• _Given task_: Reproduce the items below word for word, starting at the first line and continuing through the line that contains "footer-week bbox=[316, 720, 397, 742]", with that line included.

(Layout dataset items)
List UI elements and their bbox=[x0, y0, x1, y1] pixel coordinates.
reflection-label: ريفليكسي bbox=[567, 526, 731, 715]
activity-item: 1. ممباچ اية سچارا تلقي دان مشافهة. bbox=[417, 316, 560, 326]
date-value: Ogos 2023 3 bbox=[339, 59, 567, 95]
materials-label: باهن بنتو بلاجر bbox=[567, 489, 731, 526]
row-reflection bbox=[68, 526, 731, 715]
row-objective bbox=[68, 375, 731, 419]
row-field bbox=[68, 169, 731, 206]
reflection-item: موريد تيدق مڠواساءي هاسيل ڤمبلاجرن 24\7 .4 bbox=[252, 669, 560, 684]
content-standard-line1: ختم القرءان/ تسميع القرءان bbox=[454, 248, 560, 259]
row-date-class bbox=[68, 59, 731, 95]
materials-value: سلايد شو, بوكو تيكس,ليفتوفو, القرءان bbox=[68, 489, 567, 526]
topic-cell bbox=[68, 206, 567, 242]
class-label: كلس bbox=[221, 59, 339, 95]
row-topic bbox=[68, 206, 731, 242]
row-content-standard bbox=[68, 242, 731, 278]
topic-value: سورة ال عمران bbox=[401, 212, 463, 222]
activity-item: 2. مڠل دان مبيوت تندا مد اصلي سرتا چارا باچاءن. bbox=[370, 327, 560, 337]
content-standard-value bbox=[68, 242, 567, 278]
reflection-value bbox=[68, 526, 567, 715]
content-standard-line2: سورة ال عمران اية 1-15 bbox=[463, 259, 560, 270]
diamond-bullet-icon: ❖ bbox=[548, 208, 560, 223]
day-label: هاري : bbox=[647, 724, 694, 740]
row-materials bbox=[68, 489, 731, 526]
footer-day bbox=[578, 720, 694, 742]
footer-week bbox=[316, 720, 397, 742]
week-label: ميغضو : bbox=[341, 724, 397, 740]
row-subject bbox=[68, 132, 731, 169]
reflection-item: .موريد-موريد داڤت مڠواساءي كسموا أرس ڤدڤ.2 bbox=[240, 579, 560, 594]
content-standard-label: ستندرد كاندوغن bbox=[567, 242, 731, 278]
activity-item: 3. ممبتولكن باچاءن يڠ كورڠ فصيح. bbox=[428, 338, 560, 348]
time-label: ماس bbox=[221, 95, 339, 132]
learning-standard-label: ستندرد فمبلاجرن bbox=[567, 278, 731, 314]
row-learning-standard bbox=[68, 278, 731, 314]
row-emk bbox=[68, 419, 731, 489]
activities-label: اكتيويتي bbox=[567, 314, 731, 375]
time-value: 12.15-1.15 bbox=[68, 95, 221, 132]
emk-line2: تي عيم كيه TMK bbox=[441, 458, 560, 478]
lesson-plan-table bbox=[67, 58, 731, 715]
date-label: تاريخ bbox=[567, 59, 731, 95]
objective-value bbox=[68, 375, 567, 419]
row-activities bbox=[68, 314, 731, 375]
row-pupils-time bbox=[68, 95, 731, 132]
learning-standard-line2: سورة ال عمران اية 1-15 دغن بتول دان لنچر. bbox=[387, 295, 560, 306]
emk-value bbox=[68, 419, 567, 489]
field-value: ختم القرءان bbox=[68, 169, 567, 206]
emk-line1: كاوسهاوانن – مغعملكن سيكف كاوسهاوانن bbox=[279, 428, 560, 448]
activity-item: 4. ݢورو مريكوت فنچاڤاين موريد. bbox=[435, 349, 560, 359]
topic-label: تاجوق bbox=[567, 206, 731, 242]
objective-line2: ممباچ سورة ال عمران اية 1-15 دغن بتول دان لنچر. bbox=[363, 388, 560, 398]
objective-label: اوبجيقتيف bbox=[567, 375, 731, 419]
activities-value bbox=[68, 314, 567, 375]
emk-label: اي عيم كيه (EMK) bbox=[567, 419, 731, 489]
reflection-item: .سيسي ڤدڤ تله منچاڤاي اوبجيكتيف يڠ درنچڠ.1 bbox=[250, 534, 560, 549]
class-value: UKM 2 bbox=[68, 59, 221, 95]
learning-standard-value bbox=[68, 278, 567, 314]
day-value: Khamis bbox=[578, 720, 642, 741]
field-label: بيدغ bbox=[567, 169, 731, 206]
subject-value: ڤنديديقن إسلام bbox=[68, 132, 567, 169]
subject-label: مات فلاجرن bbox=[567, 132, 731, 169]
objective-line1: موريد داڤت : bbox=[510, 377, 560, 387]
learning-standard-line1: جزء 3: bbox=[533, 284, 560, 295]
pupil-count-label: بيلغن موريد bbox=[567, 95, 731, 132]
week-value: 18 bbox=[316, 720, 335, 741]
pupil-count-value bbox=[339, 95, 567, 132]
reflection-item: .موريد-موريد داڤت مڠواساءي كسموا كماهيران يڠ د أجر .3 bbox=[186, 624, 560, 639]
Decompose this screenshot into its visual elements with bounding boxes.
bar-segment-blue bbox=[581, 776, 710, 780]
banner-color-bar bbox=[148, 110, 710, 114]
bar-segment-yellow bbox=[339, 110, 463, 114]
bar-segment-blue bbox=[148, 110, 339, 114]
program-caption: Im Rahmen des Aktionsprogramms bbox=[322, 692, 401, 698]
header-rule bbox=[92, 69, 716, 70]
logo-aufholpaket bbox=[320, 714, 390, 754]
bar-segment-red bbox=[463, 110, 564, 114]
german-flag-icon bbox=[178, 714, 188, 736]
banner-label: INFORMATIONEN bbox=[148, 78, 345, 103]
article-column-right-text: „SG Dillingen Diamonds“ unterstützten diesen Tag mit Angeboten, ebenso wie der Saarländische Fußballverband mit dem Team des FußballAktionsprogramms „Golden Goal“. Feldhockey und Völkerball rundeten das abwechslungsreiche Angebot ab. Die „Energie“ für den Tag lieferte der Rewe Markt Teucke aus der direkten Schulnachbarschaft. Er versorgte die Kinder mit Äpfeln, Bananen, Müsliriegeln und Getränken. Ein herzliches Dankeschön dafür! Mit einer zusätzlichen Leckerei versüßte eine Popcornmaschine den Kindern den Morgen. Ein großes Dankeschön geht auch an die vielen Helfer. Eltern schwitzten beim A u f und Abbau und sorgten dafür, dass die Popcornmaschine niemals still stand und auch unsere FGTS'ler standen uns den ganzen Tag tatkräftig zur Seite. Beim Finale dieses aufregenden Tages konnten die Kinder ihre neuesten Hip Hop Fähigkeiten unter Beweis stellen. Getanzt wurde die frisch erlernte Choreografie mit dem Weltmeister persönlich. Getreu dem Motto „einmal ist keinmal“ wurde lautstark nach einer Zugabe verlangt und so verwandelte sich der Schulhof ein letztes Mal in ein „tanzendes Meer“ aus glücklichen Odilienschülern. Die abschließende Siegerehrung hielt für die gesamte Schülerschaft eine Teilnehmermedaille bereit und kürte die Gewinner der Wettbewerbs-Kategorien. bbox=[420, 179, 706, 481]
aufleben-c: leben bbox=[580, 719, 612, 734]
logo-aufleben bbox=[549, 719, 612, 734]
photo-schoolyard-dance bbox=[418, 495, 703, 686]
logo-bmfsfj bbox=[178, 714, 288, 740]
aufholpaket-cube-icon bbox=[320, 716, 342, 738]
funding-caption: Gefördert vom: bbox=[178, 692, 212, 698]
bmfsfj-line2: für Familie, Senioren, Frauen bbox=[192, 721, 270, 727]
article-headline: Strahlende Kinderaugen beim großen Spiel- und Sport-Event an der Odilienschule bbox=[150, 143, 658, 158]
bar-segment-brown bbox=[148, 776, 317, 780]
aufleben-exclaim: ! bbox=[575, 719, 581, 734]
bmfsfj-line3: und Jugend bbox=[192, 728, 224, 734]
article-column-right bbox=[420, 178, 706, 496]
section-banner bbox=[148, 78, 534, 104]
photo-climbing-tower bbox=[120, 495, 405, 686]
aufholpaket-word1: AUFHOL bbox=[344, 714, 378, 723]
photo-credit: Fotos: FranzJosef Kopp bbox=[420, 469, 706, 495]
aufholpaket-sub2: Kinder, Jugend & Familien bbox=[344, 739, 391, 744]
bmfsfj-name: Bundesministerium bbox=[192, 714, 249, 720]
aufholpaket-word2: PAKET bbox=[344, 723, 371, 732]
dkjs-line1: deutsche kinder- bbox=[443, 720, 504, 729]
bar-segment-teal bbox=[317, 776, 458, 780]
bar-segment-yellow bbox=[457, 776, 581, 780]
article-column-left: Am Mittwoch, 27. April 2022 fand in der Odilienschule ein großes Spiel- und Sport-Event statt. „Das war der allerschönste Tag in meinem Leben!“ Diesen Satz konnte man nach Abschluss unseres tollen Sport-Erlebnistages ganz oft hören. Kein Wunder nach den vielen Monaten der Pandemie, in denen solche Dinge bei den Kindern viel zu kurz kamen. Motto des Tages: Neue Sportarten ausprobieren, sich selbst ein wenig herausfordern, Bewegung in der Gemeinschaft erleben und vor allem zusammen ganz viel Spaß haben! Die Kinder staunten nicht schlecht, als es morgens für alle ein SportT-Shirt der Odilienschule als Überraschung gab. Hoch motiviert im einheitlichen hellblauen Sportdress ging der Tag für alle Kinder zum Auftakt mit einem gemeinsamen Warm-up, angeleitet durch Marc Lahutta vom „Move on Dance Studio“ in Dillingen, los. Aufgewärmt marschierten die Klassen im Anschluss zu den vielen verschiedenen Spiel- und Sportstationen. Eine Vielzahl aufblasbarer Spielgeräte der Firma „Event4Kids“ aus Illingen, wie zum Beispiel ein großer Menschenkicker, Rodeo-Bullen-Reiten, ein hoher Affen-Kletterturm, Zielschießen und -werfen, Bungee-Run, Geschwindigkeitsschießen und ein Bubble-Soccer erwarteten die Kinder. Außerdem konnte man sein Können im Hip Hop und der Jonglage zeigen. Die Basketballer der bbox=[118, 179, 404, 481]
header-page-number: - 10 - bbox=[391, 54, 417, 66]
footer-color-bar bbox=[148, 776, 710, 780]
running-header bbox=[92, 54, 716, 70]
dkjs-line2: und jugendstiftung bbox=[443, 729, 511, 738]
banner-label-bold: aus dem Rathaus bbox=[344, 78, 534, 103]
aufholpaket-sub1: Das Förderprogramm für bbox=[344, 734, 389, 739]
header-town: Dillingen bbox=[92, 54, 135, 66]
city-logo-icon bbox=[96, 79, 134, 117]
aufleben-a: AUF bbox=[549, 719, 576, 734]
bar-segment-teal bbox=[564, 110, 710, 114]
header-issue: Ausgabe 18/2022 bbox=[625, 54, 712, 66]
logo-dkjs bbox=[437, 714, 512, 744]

• _Final result_:
List UI elements and their bbox=[x0, y0, x1, y1] pixel coordinates.
reflection-label: ريفليكسي bbox=[567, 526, 731, 715]
activity-item: 1. ممباچ اية سچارا تلقي دان مشافهة. bbox=[417, 316, 560, 326]
date-value: Ogos 2023 3 bbox=[339, 59, 567, 95]
materials-label: باهن بنتو بلاجر bbox=[567, 489, 731, 526]
row-reflection bbox=[68, 526, 731, 715]
row-objective bbox=[68, 375, 731, 419]
row-field bbox=[68, 169, 731, 206]
reflection-item: موريد تيدق مڠواساءي هاسيل ڤمبلاجرن 24\7 .4 bbox=[252, 669, 560, 684]
content-standard-line1: ختم القرءان/ تسميع القرءان bbox=[454, 248, 560, 259]
row-date-class bbox=[68, 59, 731, 95]
materials-value: سلايد شو, بوكو تيكس,ليفتوفو, القرءان bbox=[68, 489, 567, 526]
topic-cell bbox=[68, 206, 567, 242]
class-label: كلس bbox=[221, 59, 339, 95]
row-topic bbox=[68, 206, 731, 242]
row-content-standard bbox=[68, 242, 731, 278]
topic-value: سورة ال عمران bbox=[401, 212, 463, 222]
activity-item: 2. مڠل دان مبيوت تندا مد اصلي سرتا چارا باچاءن. bbox=[370, 327, 560, 337]
content-standard-value bbox=[68, 242, 567, 278]
reflection-value bbox=[68, 526, 567, 715]
content-standard-line2: سورة ال عمران اية 1-15 bbox=[463, 259, 560, 270]
diamond-bullet-icon: ❖ bbox=[548, 208, 560, 223]
day-label: هاري : bbox=[647, 724, 694, 740]
row-materials bbox=[68, 489, 731, 526]
footer-day bbox=[578, 720, 694, 742]
footer-week bbox=[316, 720, 397, 742]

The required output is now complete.